TO DO:
Determine how many lines include "Jenis". Give the number and nothing else.

GIVEN RECORDS:
● ● ● ● ●

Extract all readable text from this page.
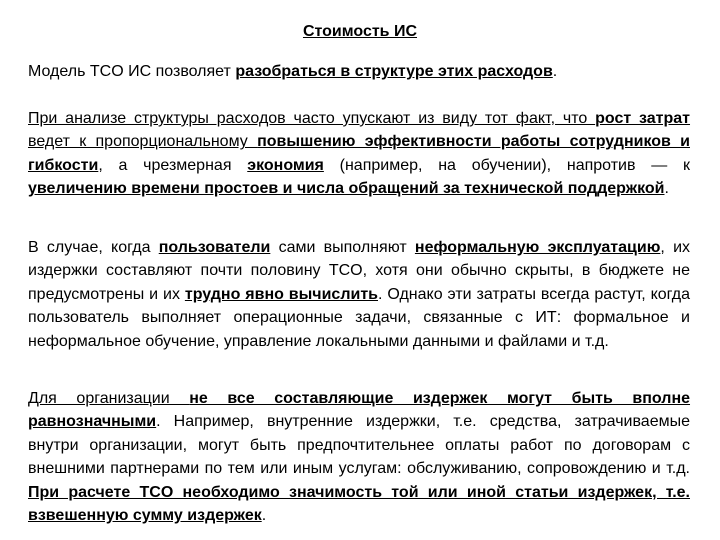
Стоимость ИС
Модель TCO ИС позволяет разобраться в структуре этих расходов.
При анализе структуры расходов часто упускают из виду тот факт, что рост затрат ведет к пропорциональному повышению эффективности работы сотрудников и гибкости, а чрезмерная экономия (например, на обучении), напротив — к увеличению времени простоев и числа обращений за технической поддержкой.
В случае, когда пользователи сами выполняют неформальную эксплуатацию, их издержки составляют почти половину TCO, хотя они обычно скрыты, в бюджете не предусмотрены и их трудно явно вычислить. Однако эти затраты всегда растут, когда пользователь выполняет операционные задачи, связанные с ИТ: формальное и неформальное обучение, управление локальными данными и файлами и т.д.
Для организации не все составляющие издержек могут быть вполне равнозначными. Например, внутренние издержки, т.е. средства, затрачиваемые внутри организации, могут быть предпочтительнее оплаты работ по договорам с внешними партнерами по тем или иным услугам: обслуживанию, сопровождению и т.д. При расчете TCO необходимо значимость той или иной статьи издержек, т.е. взвешенную сумму издержек.
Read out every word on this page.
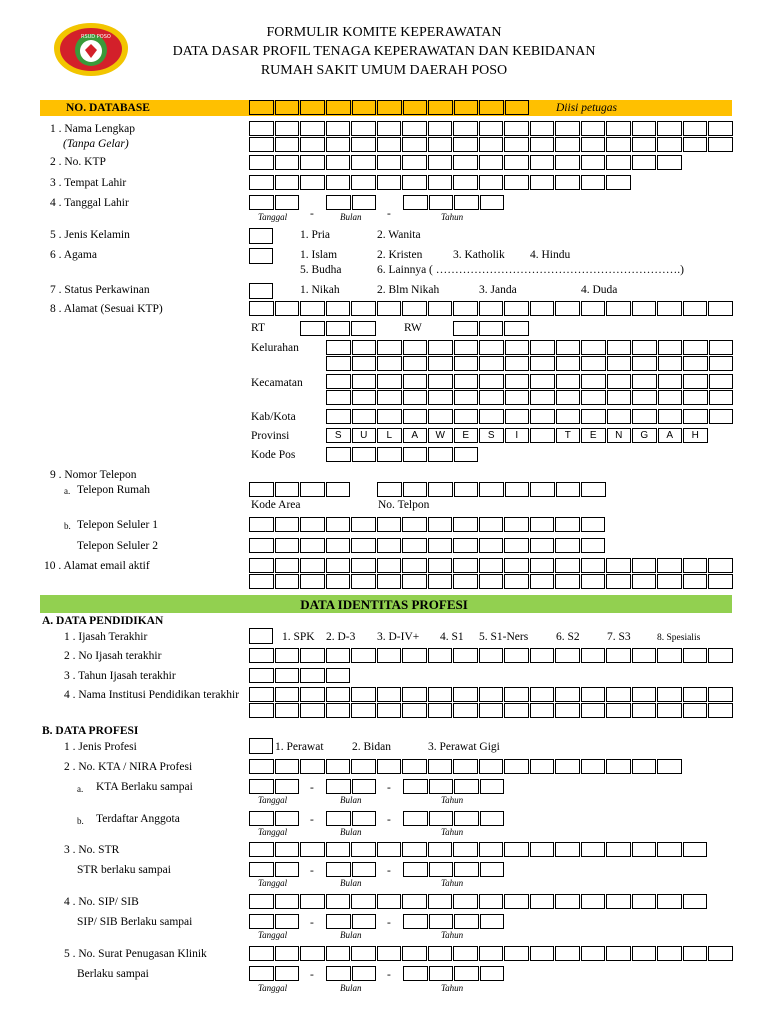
RSUD POSO	FORMULIR KOMITE KEPERAWATAN
DATA DASAR PROFIL TENAGA KEPERAWATAN DAN KEBIDANAN
RUMAH SAKIT UMUM DAERAH POSO
NO. DATABASE	Diisi petugas
1 . Nama Lengkap
(Tanpa Gelar)
2 . No. KTP
3 . Tempat Lahir
4 . Tanggal Lahir
-	-
Tanggal	Bulan	Tahun
5 . Jenis Kelamin	1. Pria	2. Wanita
6 . Agama	1. Islam	2. Kristen	3. Katholik 4. Hindu
5. Budha	6. Lainnya ( ……………………………………………………….)
7 . Status Perkawinan	1. Nikah	2. Blm Nikah	3. Janda	4. Duda
8 . Alamat (Sesuai KTP)
RT	RW
Kelurahan
Kecamatan
Kab/Kota
Provinsi	S	U	L	A	W	E	S	I	T	E	N	G	A	H
Kode Pos
9 . Nomor Telepon
a. Telepon Rumah
Kode Area	No. Telpon
b. Telepon Seluler 1
Telepon Seluler 2
10 . Alamat email aktif
DATA IDENTITAS PROFESI
A. DATA PENDIDIKAN
1 . Ijasah Terakhir	1. SPK 2. D-3 3. D-IV+ 4. S1 5. S1-Ners 6. S2 7. S3	8. Spesialis
2 . No Ijasah terakhir
3 . Tahun Ijasah terakhir
4 . Nama Institusi Pendidikan terakhir
B. DATA PROFESI
1 . Jenis Profesi	1. Perawat 2. Bidan	3. Perawat Gigi
2 . No. KTA / NIRA Profesi
a. KTA Berlaku sampai	-	-
Tanggal	Bulan	Tahun
b. Terdaftar Anggota	-	-
Tanggal	Bulan	Tahun
3 . No. STR
STR berlaku sampai	-	-
Tanggal	Bulan	Tahun
4 . No. SIP/ SIB
SIP/ SIB Berlaku sampai	-	-
Tanggal	Bulan	Tahun
5 . No. Surat Penugasan Klinik
Berlaku sampai	-	-
Tanggal	Bulan	Tahun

● ● ● ● ●

RESULT OF THE TASK:
2